Goal:
Copy every record below exactly.

Collected data:
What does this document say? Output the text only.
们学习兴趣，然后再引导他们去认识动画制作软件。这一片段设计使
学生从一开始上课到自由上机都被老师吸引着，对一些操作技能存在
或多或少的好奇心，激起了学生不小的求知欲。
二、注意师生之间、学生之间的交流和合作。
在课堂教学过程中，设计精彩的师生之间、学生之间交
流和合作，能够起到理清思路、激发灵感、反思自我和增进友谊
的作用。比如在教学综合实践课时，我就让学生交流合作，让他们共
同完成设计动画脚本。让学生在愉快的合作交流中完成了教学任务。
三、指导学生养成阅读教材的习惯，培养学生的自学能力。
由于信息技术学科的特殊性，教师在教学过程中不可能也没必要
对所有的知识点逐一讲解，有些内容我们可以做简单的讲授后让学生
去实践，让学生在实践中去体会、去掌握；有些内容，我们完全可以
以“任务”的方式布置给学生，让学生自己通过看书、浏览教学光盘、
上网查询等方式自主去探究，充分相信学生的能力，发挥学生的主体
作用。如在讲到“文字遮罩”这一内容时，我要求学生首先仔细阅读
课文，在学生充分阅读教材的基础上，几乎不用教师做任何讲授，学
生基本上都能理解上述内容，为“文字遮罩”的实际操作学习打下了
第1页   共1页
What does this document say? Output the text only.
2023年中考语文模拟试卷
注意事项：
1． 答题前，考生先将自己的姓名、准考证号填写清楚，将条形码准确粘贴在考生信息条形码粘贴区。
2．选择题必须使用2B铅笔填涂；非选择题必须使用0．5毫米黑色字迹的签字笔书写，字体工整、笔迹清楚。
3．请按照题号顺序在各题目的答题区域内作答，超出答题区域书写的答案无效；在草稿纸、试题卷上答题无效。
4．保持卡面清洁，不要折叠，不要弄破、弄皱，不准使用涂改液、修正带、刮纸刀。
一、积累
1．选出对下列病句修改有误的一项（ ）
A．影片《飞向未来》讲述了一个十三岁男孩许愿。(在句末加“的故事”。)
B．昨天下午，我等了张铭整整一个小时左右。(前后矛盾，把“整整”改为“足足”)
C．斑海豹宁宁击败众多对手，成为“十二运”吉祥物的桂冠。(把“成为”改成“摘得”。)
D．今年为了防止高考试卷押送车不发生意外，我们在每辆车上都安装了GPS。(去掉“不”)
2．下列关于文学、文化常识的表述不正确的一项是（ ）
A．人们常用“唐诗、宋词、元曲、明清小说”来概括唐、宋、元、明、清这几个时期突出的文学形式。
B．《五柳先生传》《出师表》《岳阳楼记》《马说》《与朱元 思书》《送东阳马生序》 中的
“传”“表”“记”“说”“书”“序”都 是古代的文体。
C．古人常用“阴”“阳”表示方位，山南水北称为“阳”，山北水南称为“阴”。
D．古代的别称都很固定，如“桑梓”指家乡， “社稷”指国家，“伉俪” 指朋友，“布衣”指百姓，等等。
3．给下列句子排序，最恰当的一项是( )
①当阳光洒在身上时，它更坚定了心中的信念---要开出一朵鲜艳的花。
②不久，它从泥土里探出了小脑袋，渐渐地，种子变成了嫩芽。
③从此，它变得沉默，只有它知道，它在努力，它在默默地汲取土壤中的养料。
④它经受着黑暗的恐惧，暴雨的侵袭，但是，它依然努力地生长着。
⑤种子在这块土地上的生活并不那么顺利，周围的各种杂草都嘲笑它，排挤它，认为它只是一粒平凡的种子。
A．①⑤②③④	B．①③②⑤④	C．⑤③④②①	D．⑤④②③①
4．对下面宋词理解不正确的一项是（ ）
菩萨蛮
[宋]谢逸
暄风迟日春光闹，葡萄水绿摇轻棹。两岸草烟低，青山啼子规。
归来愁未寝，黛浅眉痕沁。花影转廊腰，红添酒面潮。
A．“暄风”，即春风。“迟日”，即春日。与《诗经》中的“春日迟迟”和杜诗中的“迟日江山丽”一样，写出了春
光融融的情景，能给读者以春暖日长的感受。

Answer:
What does this document say? Output the text only.
们学习兴趣，然后再引导他们去认识动画制作软件。这一片段设计使
学生从一开始上课到自由上机都被老师吸引着，对一些操作技能存在
或多或少的好奇心，激起了学生不小的求知欲。
二、注意师生之间、学生之间的交流和合作。
在课堂教学过程中，设计精彩的师生之间、学生之间交
流和合作，能够起到理清思路、激发灵感、反思自我和增进友谊
的作用。比如在教学综合实践课时，我就让学生交流合作，让他们共
同完成设计动画脚本。让学生在愉快的合作交流中完成了教学任务。
三、指导学生养成阅读教材的习惯，培养学生的自学能力。
由于信息技术学科的特殊性，教师在教学过程中不可能也没必要
对所有的知识点逐一讲解，有些内容我们可以做简单的讲授后让学生
去实践，让学生在实践中去体会、去掌握；有些内容，我们完全可以
以“任务”的方式布置给学生，让学生自己通过看书、浏览教学光盘、
上网查询等方式自主去探究，充分相信学生的能力，发挥学生的主体
作用。如在讲到“文字遮罩”这一内容时，我要求学生首先仔细阅读
课文，在学生充分阅读教材的基础上，几乎不用教师做任何讲授，学
生基本上都能理解上述内容，为“文字遮罩”的实际操作学习打下了
第1页   共1页
What does this document say? Output the text only.
2023年中考语文模拟试卷
注意事项：
1． 答题前，考生先将自己的姓名、准考证号填写清楚，将条形码准确粘贴在考生信息条形码粘贴区。
2．选择题必须使用2B铅笔填涂；非选择题必须使用0．5毫米黑色字迹的签字笔书写，字体工整、笔迹清楚。
3．请按照题号顺序在各题目的答题区域内作答，超出答题区域书写的答案无效；在草稿纸、试题卷上答题无效。
4．保持卡面清洁，不要折叠，不要弄破、弄皱，不准使用涂改液、修正带、刮纸刀。
一、积累
1．选出对下列病句修改有误的一项（ ）
A．影片《飞向未来》讲述了一个十三岁男孩许愿。(在句末加“的故事”。)
B．昨天下午，我等了张铭整整一个小时左右。(前后矛盾，把“整整”改为“足足”)
C．斑海豹宁宁击败众多对手，成为“十二运”吉祥物的桂冠。(把“成为”改成“摘得”。)
D．今年为了防止高考试卷押送车不发生意外，我们在每辆车上都安装了GPS。(去掉“不”)
2．下列关于文学、文化常识的表述不正确的一项是（ ）
A．人们常用“唐诗、宋词、元曲、明清小说”来概括唐、宋、元、明、清这几个时期突出的文学形式。
B．《五柳先生传》《出师表》《岳阳楼记》《马说》《与朱元 思书》《送东阳马生序》 中的
“传”“表”“记”“说”“书”“序”都 是古代的文体。
C．古人常用“阴”“阳”表示方位，山南水北称为“阳”，山北水南称为“阴”。
D．古代的别称都很固定，如“桑梓”指家乡， “社稷”指国家，“伉俪” 指朋友，“布衣”指百姓，等等。
3．给下列句子排序，最恰当的一项是( )
①当阳光洒在身上时，它更坚定了心中的信念---要开出一朵鲜艳的花。
②不久，它从泥土里探出了小脑袋，渐渐地，种子变成了嫩芽。
③从此，它变得沉默，只有它知道，它在努力，它在默默地汲取土壤中的养料。
④它经受着黑暗的恐惧，暴雨的侵袭，但是，它依然努力地生长着。
⑤种子在这块土地上的生活并不那么顺利，周围的各种杂草都嘲笑它，排挤它，认为它只是一粒平凡的种子。
A．①⑤②③④	B．①③②⑤④	C．⑤③④②①	D．⑤④②③①
4．对下面宋词理解不正确的一项是（ ）
菩萨蛮
[宋]谢逸
暄风迟日春光闹，葡萄水绿摇轻棹。两岸草烟低，青山啼子规。
归来愁未寝，黛浅眉痕沁。花影转廊腰，红添酒面潮。
A．“暄风”，即春风。“迟日”，即春日。与《诗经》中的“春日迟迟”和杜诗中的“迟日江山丽”一样，写出了春
光融融的情景，能给读者以春暖日长的感受。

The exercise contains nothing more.